* **Actions to take**
1) In the article on the ISO26000 draft standard, on what date does the ballot by national standards bodies end?
2) Write the next part of the article on the ISO26000 draft standard, picking up after its final sentence.

* **Source document**
Balloting on an advanced draft of the ISO26000 social responsibility standard ends this month as the five-year process of drawing up the document nears its end.

Voting by national standards bodies will effectively decide whether the draft standard is published in the autumn or is delayed for 12 months or more.

If there is a favourable two-thirds majority in the ballot, which ends on 14 February, a meeting in Cape Town in March will propose any last-minute changes and these will go for ratification at a week-long plenary session in Copenhagen from 17 to 21 May. That will precede a final ballot and publication of the 109-page document in the third or fourth quarter of this year.

If this month’s vote is negative, the draft will go back for revision, followed by more ballots and several further editing and committee meetings. Staffan Soderberg, vice-chair of the main working group that has produced the draft, estimated this would delay the process by a year.  

Insiders say there are still areas of disagreement over the draft, but do not expect a ‘no’ vote. Those voting against are required to state why, and their comments will be dealt with at Cape Town even if there is an overall ‘yes’ result.

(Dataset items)
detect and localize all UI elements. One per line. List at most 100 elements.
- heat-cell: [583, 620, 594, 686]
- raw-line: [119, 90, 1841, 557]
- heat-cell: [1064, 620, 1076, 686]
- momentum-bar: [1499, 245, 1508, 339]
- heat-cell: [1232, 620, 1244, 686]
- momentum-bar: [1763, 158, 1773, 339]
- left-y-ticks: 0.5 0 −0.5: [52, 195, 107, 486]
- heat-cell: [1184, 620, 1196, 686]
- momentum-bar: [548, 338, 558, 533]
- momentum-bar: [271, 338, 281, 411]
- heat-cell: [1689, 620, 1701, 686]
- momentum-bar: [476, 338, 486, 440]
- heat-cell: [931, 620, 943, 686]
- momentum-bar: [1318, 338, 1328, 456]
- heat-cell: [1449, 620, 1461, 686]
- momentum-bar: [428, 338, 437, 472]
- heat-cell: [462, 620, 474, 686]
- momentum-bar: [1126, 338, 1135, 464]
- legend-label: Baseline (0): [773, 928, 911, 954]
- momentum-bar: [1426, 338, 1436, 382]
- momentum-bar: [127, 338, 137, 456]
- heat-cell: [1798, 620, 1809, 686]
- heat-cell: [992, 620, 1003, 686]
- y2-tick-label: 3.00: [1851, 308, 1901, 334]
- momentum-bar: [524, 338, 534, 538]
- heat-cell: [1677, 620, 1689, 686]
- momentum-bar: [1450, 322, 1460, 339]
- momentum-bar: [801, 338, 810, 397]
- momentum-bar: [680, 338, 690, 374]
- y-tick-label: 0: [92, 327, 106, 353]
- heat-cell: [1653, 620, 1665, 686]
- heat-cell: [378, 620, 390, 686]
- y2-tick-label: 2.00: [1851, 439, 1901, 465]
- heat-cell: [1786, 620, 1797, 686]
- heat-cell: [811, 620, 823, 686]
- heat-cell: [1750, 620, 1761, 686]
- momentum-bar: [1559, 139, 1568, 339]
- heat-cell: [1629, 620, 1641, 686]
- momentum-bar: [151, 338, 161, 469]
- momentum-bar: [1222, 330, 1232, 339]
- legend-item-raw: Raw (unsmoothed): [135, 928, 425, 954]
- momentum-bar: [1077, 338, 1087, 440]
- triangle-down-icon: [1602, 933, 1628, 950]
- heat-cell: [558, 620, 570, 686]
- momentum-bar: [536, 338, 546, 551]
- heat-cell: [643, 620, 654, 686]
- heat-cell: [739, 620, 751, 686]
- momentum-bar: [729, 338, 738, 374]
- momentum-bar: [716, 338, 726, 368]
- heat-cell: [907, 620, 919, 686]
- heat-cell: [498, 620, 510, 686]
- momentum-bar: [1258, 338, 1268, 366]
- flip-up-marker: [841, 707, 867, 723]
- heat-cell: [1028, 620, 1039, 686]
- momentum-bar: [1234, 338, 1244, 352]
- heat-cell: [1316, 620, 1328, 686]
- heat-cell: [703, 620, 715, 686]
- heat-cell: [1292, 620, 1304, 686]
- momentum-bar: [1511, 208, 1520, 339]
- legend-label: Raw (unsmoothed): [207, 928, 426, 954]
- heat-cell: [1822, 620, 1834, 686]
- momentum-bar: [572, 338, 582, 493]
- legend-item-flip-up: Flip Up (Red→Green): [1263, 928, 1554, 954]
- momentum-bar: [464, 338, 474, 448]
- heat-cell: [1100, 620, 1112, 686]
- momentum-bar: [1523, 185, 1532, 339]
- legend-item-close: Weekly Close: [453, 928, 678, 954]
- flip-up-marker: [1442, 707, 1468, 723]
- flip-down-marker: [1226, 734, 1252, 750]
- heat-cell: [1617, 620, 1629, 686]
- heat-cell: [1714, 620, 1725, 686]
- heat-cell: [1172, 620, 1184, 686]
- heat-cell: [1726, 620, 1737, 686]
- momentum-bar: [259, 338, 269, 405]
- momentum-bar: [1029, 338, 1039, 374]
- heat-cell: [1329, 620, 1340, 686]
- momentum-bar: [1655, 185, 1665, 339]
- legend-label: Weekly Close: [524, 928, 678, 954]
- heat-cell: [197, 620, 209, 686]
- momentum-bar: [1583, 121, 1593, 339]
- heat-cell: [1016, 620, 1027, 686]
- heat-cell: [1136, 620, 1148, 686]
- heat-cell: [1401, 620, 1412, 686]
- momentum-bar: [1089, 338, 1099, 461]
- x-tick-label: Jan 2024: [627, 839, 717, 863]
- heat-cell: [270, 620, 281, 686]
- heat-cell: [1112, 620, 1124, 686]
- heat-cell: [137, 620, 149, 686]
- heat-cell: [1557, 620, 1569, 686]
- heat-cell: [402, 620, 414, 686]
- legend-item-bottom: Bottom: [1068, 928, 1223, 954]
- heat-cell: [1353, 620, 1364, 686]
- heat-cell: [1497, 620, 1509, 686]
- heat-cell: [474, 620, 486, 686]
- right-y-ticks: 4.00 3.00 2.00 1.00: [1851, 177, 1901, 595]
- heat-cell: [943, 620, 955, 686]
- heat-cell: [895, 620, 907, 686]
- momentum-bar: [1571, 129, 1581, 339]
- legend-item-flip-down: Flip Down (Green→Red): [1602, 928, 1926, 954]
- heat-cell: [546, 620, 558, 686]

* **Task-by-task results**
1) The ballot ends on 14 February.

2)
One area of contention has emerged over the price of the final standard when it appears. Some non-governmental organizations have prodded the International Organization for Standardization (ISO), which will publish the document, to provide it free to increase uptake. However, the ISO council says it cannot depart from its normal policy of charging for documents, and is likely to fix a price of about $200 (£123, €142).

Paul Hohnen, a CSR consultant who has been involved in the working group negotiations, said concerns remained in some quarters about the charging policy, the fact that the standard would not lead to certification, and its applicability to small companies.

However, he added that many who have taken part in the process now view it as ‘fit for purpose’, would not welcome another long round of revisions, and are consequently ready to sign it off. ‘The most appealing option for many will be to press ahead with a lightly edited version of the current draft,’ he said. ‘After five years of intensive negotiations, energy and budgets are running low.’

Any delay would not be welcomed by the increasing number of organizations keen to begin using the standard. Unusually, the latest draft has been allowed into the public domain by the ISO, which has been happy for companies and consultants to test it.

Soderberg said the feedback so far had been largely positive, but in some quarters too enthusiastic – some consultancies are already offering ‘certification’ against the standard and have been warned off doing so. ISO26000 is being developed as a collection of guidance notes rather than a full-blown certification standard, and therefore will not be available for certification even when published.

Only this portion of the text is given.